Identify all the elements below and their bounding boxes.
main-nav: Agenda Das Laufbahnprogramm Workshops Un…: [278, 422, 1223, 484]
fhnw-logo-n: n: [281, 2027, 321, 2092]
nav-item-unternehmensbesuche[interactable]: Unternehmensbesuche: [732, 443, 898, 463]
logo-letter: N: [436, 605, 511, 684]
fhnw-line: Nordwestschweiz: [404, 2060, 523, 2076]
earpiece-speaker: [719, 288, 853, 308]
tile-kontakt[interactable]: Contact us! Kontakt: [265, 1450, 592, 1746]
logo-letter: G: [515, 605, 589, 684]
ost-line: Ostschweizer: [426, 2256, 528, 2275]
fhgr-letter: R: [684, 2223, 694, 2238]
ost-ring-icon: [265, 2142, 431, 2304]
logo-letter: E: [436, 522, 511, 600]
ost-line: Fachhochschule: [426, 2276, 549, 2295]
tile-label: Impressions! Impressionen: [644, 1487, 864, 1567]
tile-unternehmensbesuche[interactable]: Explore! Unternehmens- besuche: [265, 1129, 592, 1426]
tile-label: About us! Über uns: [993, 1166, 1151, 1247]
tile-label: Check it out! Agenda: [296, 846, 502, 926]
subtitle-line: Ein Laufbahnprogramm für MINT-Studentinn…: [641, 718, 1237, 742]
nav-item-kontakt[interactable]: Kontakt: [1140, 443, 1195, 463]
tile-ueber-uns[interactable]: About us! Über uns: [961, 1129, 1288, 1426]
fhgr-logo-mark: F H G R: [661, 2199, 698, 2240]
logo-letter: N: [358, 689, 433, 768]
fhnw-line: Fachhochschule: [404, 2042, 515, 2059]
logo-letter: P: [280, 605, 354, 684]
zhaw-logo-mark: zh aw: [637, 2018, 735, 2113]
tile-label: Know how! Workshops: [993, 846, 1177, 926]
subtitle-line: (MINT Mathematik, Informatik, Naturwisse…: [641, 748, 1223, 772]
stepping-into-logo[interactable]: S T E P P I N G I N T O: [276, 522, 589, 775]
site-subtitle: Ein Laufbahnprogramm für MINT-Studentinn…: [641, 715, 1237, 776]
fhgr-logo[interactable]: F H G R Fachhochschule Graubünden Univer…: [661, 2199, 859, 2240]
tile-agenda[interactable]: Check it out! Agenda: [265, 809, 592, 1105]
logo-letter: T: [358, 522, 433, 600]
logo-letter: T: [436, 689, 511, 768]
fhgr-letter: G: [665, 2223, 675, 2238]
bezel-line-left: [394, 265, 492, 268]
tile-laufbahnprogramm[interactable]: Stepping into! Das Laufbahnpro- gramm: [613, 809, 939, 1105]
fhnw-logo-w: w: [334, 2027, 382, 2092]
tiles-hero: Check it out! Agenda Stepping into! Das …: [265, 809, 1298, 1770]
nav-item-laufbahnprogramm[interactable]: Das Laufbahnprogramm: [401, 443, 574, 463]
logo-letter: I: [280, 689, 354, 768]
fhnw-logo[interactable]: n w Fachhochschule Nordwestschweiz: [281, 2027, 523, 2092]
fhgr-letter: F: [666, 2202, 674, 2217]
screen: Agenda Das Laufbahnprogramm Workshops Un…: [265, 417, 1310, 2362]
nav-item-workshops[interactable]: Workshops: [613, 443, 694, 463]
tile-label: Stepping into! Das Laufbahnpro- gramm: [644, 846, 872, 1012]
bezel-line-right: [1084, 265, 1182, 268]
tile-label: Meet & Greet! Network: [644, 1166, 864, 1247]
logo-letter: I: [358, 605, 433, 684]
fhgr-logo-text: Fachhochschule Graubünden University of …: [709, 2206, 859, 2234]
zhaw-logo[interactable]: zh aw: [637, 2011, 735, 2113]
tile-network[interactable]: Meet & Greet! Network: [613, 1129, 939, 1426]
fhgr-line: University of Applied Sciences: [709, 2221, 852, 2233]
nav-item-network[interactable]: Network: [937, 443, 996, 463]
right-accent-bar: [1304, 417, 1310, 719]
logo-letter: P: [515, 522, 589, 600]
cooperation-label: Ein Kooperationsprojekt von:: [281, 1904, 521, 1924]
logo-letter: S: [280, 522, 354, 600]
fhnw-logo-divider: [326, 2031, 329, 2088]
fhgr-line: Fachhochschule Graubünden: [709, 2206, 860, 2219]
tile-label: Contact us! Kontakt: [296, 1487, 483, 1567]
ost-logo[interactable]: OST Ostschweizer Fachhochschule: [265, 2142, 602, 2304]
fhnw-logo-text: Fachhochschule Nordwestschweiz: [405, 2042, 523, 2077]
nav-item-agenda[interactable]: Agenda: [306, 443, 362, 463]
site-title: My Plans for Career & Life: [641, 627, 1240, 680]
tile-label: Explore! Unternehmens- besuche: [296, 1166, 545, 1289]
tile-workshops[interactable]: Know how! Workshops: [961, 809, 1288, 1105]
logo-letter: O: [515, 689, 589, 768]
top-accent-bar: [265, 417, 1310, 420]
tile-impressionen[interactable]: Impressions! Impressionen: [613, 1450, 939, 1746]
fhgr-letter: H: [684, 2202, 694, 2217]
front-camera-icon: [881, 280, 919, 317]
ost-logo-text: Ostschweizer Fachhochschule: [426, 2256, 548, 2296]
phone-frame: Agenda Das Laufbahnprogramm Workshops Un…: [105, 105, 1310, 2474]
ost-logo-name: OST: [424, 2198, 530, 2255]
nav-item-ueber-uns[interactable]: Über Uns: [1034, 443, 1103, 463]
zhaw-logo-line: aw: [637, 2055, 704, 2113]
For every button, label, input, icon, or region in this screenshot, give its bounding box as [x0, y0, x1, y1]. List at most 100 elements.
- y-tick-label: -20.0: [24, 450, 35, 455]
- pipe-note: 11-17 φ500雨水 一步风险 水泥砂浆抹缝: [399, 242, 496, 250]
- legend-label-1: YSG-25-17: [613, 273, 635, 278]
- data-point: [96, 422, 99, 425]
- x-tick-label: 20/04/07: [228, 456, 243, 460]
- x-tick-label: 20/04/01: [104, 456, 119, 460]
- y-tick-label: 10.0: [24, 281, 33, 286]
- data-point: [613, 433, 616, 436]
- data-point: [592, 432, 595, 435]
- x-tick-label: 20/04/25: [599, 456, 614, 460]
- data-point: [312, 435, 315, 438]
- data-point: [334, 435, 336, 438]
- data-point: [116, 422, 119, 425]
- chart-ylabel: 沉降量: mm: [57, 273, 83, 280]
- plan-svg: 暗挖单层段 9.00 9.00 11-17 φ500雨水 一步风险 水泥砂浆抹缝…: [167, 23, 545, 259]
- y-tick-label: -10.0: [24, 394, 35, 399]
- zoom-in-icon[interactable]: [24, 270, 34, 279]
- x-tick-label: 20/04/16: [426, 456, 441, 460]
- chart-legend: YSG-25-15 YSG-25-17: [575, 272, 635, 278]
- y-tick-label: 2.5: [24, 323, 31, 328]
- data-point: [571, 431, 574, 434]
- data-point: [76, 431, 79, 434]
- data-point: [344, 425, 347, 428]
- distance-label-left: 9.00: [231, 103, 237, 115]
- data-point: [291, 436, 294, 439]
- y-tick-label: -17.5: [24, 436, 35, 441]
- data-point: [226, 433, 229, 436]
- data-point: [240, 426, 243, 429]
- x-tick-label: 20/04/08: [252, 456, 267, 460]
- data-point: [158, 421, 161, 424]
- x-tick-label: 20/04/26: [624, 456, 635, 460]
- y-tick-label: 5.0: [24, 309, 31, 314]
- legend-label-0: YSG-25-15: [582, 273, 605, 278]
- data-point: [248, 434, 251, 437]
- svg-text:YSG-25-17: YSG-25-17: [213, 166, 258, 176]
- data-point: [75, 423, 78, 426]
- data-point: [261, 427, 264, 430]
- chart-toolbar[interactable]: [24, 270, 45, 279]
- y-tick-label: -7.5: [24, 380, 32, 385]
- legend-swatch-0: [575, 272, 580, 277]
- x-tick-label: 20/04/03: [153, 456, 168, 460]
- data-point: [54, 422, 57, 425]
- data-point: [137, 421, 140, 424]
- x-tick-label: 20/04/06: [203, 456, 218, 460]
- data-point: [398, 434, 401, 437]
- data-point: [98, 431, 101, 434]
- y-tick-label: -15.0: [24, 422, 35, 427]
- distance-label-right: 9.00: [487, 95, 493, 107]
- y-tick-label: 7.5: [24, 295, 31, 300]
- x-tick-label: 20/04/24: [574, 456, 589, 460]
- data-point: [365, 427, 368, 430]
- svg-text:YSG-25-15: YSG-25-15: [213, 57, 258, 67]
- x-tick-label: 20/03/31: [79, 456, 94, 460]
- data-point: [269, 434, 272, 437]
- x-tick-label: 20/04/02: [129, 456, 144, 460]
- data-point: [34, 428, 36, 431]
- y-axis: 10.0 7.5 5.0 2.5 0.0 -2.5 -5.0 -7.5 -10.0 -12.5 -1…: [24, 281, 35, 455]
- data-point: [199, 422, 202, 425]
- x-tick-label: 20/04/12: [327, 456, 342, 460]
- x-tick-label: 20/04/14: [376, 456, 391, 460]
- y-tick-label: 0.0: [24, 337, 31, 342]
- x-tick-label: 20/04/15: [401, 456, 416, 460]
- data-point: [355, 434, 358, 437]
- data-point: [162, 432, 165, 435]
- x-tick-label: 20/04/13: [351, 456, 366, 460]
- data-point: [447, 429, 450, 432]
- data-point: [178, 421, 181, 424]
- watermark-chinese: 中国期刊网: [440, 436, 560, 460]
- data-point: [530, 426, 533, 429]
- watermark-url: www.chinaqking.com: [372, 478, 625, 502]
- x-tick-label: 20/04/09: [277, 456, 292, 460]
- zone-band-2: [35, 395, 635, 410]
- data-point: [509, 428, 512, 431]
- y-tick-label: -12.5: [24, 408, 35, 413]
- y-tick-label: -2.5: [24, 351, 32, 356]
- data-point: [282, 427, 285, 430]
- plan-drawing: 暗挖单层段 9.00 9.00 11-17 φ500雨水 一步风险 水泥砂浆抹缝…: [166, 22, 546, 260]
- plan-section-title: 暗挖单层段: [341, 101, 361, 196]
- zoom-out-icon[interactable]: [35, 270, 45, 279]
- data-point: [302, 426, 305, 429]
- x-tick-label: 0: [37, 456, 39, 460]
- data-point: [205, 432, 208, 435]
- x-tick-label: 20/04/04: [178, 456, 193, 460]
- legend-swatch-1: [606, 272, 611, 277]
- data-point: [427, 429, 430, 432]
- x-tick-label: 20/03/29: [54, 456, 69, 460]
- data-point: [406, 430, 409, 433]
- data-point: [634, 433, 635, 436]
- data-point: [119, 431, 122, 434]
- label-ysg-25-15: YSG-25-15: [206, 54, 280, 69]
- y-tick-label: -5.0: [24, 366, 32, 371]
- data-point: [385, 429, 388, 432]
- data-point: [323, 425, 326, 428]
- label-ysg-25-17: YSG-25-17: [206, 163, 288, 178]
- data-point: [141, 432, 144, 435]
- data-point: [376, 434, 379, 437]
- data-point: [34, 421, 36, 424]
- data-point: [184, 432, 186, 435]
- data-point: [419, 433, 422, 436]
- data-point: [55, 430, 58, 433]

****************

Task objective: Convert the lines from the start of the rows above through the line holding "logo-letter: N: [436, 605, 511, 684]", inclusive, into a Markdown table with the columns No. and Text, numbering each line and leaving out blank lines.

Solution to this exercise:
| No. | Text |
|---|---|
| 1 | Identify all the elements below and their bounding boxes. |
| 2 | main-nav: Agenda Das Laufbahnprogramm Workshops Un…: [278, 422, 1223, 484] |
| 3 | fhnw-logo-n: n: [281, 2027, 321, 2092] |
| 4 | nav-item-unternehmensbesuche[interactable]: Unternehmensbesuche: [732, 443, 898, 463] |
| 5 | logo-letter: N: [436, 605, 511, 684] |